_DESCRIPTION OF THE TASK_
Find the lines that contain the word "telephone" and copy each one.

_EXTRACTED DATA_

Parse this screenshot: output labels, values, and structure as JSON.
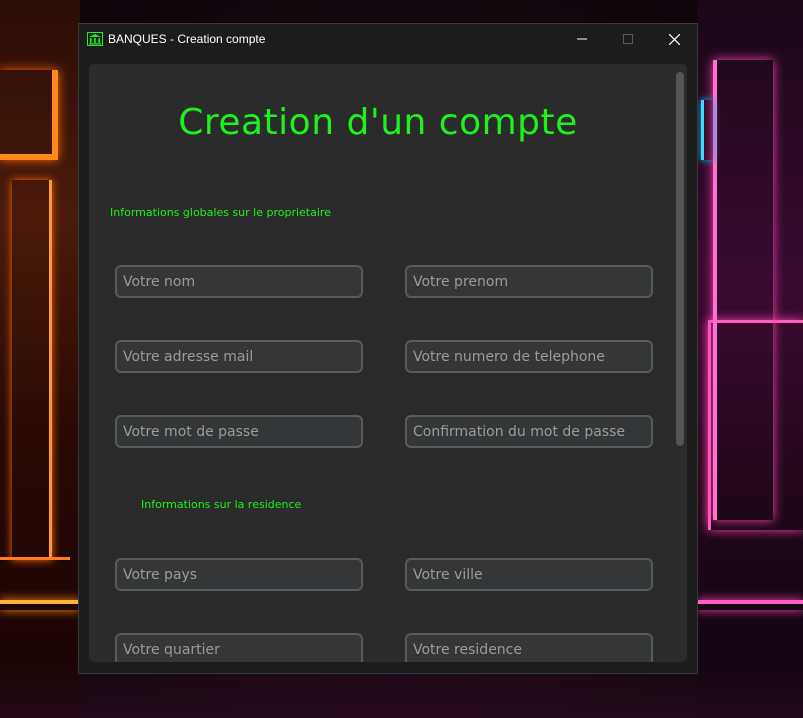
{
  "window": {
    "title": "BANQUES - Creation compte",
    "icon": "bank-icon",
    "controls": {
      "minimize": "minimize-icon",
      "maximize": "maximize-icon",
      "close": "close-icon"
    }
  },
  "form": {
    "heading": "Creation d'un compte",
    "owner_section": "Informations globales sur le proprietaire",
    "residence_section": "Informations sur la residence",
    "fields": {
      "nom": {
        "placeholder": "Votre nom",
        "value": ""
      },
      "prenom": {
        "placeholder": "Votre prenom",
        "value": ""
      },
      "mail": {
        "placeholder": "Votre adresse mail",
        "value": ""
      },
      "telephone": {
        "placeholder": "Votre numero de telephone",
        "value": ""
      },
      "password": {
        "placeholder": "Votre mot de passe",
        "value": ""
      },
      "password_confirm": {
        "placeholder": "Confirmation du mot de passe",
        "value": ""
      },
      "pays": {
        "placeholder": "Votre pays",
        "value": ""
      },
      "ville": {
        "placeholder": "Votre ville",
        "value": ""
      },
      "quartier": {
        "placeholder": "Votre quartier",
        "value": ""
      },
      "residence": {
        "placeholder": "Votre residence",
        "value": ""
      }
    }
  },
  "colors": {
    "accent": "#1cf21c",
    "window_bg": "#1c1c1c",
    "panel_bg": "#2b2b2b",
    "field_bg": "#343638",
    "field_border": "#565b5e"
  }
}
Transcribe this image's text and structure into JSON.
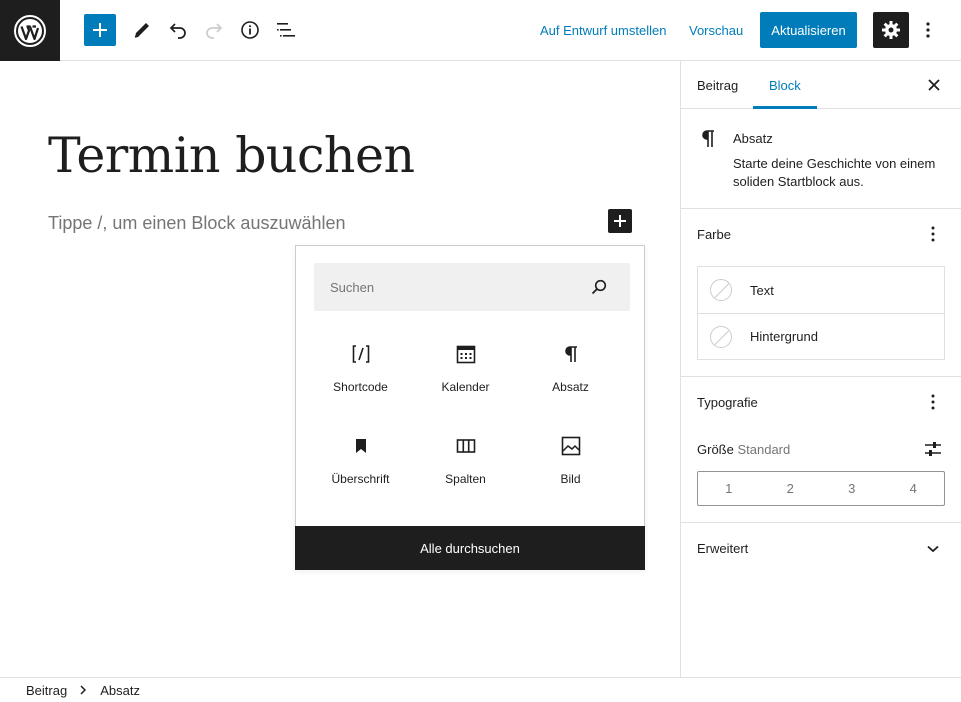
{
  "toolbar": {
    "switch_draft": "Auf Entwurf umstellen",
    "preview": "Vorschau",
    "update": "Aktualisieren",
    "icons": [
      "wordpress-logo",
      "add-block-icon",
      "edit-tools-icon",
      "undo-icon",
      "redo-icon",
      "info-icon",
      "list-view-icon",
      "settings-gear-icon",
      "more-menu-icon"
    ]
  },
  "editor": {
    "title": "Termin buchen",
    "placeholder": "Tippe /, um einen Block auszuwählen"
  },
  "inserter": {
    "search_placeholder": "Suchen",
    "blocks": [
      {
        "label": "Shortcode",
        "icon": "shortcode-icon"
      },
      {
        "label": "Kalender",
        "icon": "calendar-icon"
      },
      {
        "label": "Absatz",
        "icon": "paragraph-icon"
      },
      {
        "label": "Überschrift",
        "icon": "heading-bookmark-icon"
      },
      {
        "label": "Spalten",
        "icon": "columns-icon"
      },
      {
        "label": "Bild",
        "icon": "image-icon"
      }
    ],
    "browse_all": "Alle durchsuchen"
  },
  "sidebar": {
    "tabs": {
      "post": "Beitrag",
      "block": "Block"
    },
    "block_card": {
      "title": "Absatz",
      "description": "Starte deine Geschichte von einem soliden Startblock aus."
    },
    "color": {
      "title": "Farbe",
      "text": "Text",
      "background": "Hintergrund"
    },
    "typography": {
      "title": "Typografie",
      "size_label": "Größe",
      "size_value": "Standard",
      "sizes": [
        "1",
        "2",
        "3",
        "4"
      ]
    },
    "advanced": {
      "title": "Erweitert"
    }
  },
  "breadcrumb": {
    "root": "Beitrag",
    "current": "Absatz"
  },
  "colors": {
    "accent": "#007cba",
    "dark": "#1e1e1e",
    "border": "#e0e0e0",
    "muted": "#757575"
  }
}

_RESPONSE_
      "telephone": {
        "placeholder": "Votre numero de telephone",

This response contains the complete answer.